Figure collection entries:
***

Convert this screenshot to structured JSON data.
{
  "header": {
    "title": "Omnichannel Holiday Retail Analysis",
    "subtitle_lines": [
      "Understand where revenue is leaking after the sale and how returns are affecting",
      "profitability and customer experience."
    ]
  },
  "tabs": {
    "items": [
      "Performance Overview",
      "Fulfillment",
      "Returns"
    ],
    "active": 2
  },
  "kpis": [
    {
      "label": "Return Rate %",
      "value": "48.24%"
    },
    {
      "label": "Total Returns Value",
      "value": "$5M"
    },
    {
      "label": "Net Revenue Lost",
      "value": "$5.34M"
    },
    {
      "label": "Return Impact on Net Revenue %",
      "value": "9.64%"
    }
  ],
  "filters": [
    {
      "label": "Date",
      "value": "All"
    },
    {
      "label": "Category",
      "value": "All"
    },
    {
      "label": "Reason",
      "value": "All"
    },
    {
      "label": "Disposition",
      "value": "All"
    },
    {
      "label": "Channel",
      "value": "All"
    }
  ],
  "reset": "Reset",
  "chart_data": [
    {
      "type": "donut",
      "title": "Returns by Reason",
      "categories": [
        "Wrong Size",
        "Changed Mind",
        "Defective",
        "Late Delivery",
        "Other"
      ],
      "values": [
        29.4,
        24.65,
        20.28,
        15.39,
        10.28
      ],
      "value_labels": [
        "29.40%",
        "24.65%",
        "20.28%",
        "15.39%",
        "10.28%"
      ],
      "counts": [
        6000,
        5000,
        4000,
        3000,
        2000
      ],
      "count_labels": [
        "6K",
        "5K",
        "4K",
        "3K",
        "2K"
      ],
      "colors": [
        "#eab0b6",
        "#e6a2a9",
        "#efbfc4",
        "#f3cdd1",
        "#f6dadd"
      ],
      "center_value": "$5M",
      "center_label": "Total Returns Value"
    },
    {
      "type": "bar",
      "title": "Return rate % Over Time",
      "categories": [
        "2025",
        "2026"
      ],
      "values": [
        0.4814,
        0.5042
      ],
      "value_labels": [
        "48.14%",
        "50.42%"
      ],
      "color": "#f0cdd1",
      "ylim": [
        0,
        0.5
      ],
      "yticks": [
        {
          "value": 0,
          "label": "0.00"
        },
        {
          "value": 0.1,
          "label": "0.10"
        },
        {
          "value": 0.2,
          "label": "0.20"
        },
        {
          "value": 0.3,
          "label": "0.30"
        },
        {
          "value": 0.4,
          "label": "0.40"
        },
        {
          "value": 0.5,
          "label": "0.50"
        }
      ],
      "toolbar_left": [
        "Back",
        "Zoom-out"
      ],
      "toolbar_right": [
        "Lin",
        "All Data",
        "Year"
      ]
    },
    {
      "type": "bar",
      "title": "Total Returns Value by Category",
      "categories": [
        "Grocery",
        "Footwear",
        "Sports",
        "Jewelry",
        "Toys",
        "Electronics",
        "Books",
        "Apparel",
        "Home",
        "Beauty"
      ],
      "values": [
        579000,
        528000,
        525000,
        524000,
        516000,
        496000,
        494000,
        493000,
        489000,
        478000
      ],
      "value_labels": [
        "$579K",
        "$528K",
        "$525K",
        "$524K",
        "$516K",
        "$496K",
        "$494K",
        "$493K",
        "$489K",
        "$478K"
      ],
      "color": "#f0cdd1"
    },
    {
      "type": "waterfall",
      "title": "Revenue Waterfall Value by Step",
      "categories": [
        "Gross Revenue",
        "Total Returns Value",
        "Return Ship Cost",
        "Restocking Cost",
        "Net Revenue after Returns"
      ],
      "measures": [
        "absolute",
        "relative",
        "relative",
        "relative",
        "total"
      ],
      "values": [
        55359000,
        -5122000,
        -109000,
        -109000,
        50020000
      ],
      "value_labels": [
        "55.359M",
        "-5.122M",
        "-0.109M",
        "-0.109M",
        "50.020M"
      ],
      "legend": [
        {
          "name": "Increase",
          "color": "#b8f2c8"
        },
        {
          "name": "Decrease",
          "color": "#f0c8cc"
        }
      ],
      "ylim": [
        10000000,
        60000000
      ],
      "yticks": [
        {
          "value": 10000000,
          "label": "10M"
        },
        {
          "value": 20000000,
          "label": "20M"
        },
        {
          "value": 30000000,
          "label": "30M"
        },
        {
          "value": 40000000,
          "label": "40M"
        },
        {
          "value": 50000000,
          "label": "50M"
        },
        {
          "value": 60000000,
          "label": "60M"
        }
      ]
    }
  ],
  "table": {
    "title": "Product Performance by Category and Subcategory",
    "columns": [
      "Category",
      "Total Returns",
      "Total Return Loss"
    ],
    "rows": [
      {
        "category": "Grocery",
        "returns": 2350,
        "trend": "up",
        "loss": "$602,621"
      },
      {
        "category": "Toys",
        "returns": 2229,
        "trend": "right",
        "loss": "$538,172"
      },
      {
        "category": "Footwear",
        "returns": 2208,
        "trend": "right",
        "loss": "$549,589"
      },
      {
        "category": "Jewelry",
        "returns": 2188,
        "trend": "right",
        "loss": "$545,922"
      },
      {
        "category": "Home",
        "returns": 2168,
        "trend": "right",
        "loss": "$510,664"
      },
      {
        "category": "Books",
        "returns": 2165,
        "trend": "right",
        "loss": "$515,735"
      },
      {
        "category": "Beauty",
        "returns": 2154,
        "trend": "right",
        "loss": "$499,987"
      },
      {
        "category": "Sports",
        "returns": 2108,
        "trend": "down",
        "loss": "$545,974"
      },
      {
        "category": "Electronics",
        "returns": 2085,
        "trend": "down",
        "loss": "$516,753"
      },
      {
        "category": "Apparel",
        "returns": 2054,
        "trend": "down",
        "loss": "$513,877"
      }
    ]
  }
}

***

Short problem: Please repeat the listing exactly, with nothing left out.

Solution to the problem:
Convert this screenshot to structured JSON data.
{
  "header": {
    "title": "Omnichannel Holiday Retail Analysis",
    "subtitle_lines": [
      "Understand where revenue is leaking after the sale and how returns are affecting",
      "profitability and customer experience."
    ]
  },
  "tabs": {
    "items": [
      "Performance Overview",
      "Fulfillment",
      "Returns"
    ],
    "active": 2
  },
  "kpis": [
    {
      "label": "Return Rate %",
      "value": "48.24%"
    },
    {
      "label": "Total Returns Value",
      "value": "$5M"
    },
    {
      "label": "Net Revenue Lost",
      "value": "$5.34M"
    },
    {
      "label": "Return Impact on Net Revenue %",
      "value": "9.64%"
    }
  ],
  "filters": [
    {
      "label": "Date",
      "value": "All"
    },
    {
      "label": "Category",
      "value": "All"
    },
    {
      "label": "Reason",
      "value": "All"
    },
    {
      "label": "Disposition",
      "value": "All"
    },
    {
      "label": "Channel",
      "value": "All"
    }
  ],
  "reset": "Reset",
  "chart_data": [
    {
      "type": "donut",
      "title": "Returns by Reason",
      "categories": [
        "Wrong Size",
        "Changed Mind",
        "Defective",
        "Late Delivery",
        "Other"
      ],
      "values": [
        29.4,
        24.65,
        20.28,
        15.39,
        10.28
      ],
      "value_labels": [
        "29.40%",
        "24.65%",
        "20.28%",
        "15.39%",
        "10.28%"
      ],
      "counts": [
        6000,
        5000,
        4000,
        3000,
        2000
      ],
      "count_labels": [
        "6K",
        "5K",
        "4K",
        "3K",
        "2K"
      ],
      "colors": [
        "#eab0b6",
        "#e6a2a9",
        "#efbfc4",
        "#f3cdd1",
        "#f6dadd"
      ],
      "center_value": "$5M",
      "center_label": "Total Returns Value"
    },
    {
      "type": "bar",
      "title": "Return rate % Over Time",
      "categories": [
        "2025",
        "2026"
      ],
      "values": [
        0.4814,
        0.5042
      ],
      "value_labels": [
        "48.14%",
        "50.42%"
      ],
      "color": "#f0cdd1",
      "ylim": [
        0,
        0.5
      ],
      "yticks": [
        {
          "value": 0,
          "label": "0.00"
        },
        {
          "value": 0.1,
          "label": "0.10"
        },
        {
          "value": 0.2,
          "label": "0.20"
        },
        {
          "value": 0.3,
          "label": "0.30"
        },
        {
          "value": 0.4,
          "label": "0.40"
        },
        {
          "value": 0.5,
          "label": "0.50"
        }
      ],
      "toolbar_left": [
        "Back",
        "Zoom-out"
      ],
      "toolbar_right": [
        "Lin",
        "All Data",
        "Year"
      ]
    },
    {
      "type": "bar",
      "title": "Total Returns Value by Category",
      "categories": [
        "Grocery",
        "Footwear",
        "Sports",
        "Jewelry",
        "Toys",
        "Electronics",
        "Books",
        "Apparel",
        "Home",
        "Beauty"
      ],
      "values": [
        579000,
        528000,
        525000,
        524000,
        516000,
        496000,
        494000,
        493000,
        489000,
        478000
      ],
      "value_labels": [
        "$579K",
        "$528K",
        "$525K",
        "$524K",
        "$516K",
        "$496K",
        "$494K",
        "$493K",
        "$489K",
        "$478K"
      ],
      "color": "#f0cdd1"
    },
    {
      "type": "waterfall",
      "title": "Revenue Waterfall Value by Step",
      "categories": [
        "Gross Revenue",
        "Total Returns Value",
        "Return Ship Cost",
        "Restocking Cost",
        "Net Revenue after Returns"
      ],
      "measures": [
        "absolute",
        "relative",
        "relative",
        "relative",
        "total"
      ],
      "values": [
        55359000,
        -5122000,
        -109000,
        -109000,
        50020000
      ],
      "value_labels": [
        "55.359M",
        "-5.122M",
        "-0.109M",
        "-0.109M",
        "50.020M"
      ],
      "legend": [
        {
          "name": "Increase",
          "color": "#b8f2c8"
        },
        {
          "name": "Decrease",
          "color": "#f0c8cc"
        }
      ],
      "ylim": [
        10000000,
        60000000
      ],
      "yticks": [
        {
          "value": 10000000,
          "label": "10M"
        },
        {
          "value": 20000000,
          "label": "20M"
        },
        {
          "value": 30000000,
          "label": "30M"
        },
        {
          "value": 40000000,
          "label": "40M"
        },
        {
          "value": 50000000,
          "label": "50M"
        },
        {
          "value": 60000000,
          "label": "60M"
        }
      ]
    }
  ],
  "table": {
    "title": "Product Performance by Category and Subcategory",
    "columns": [
      "Category",
      "Total Returns",
      "Total Return Loss"
    ],
    "rows": [
      {
        "category": "Grocery",
        "returns": 2350,
        "trend": "up",
        "loss": "$602,621"
      },
      {
        "category": "Toys",
        "returns": 2229,
        "trend": "right",
        "loss": "$538,172"
      },
      {
        "category": "Footwear",
        "returns": 2208,
        "trend": "right",
        "loss": "$549,589"
      },
      {
        "category": "Jewelry",
        "returns": 2188,
        "trend": "right",
        "loss": "$545,922"
      },
      {
        "category": "Home",
        "returns": 2168,
        "trend": "right",
        "loss": "$510,664"
      },
      {
        "category": "Books",
        "returns": 2165,
        "trend": "right",
        "loss": "$515,735"
      },
      {
        "category": "Beauty",
        "returns": 2154,
        "trend": "right",
        "loss": "$499,987"
      },
      {
        "category": "Sports",
        "returns": 2108,
        "trend": "down",
        "loss": "$545,974"
      },
      {
        "category": "Electronics",
        "returns": 2085,
        "trend": "down",
        "loss": "$516,753"
      },
      {
        "category": "Apparel",
        "returns": 2054,
        "trend": "down",
        "loss": "$513,877"
      }
    ]
  }
}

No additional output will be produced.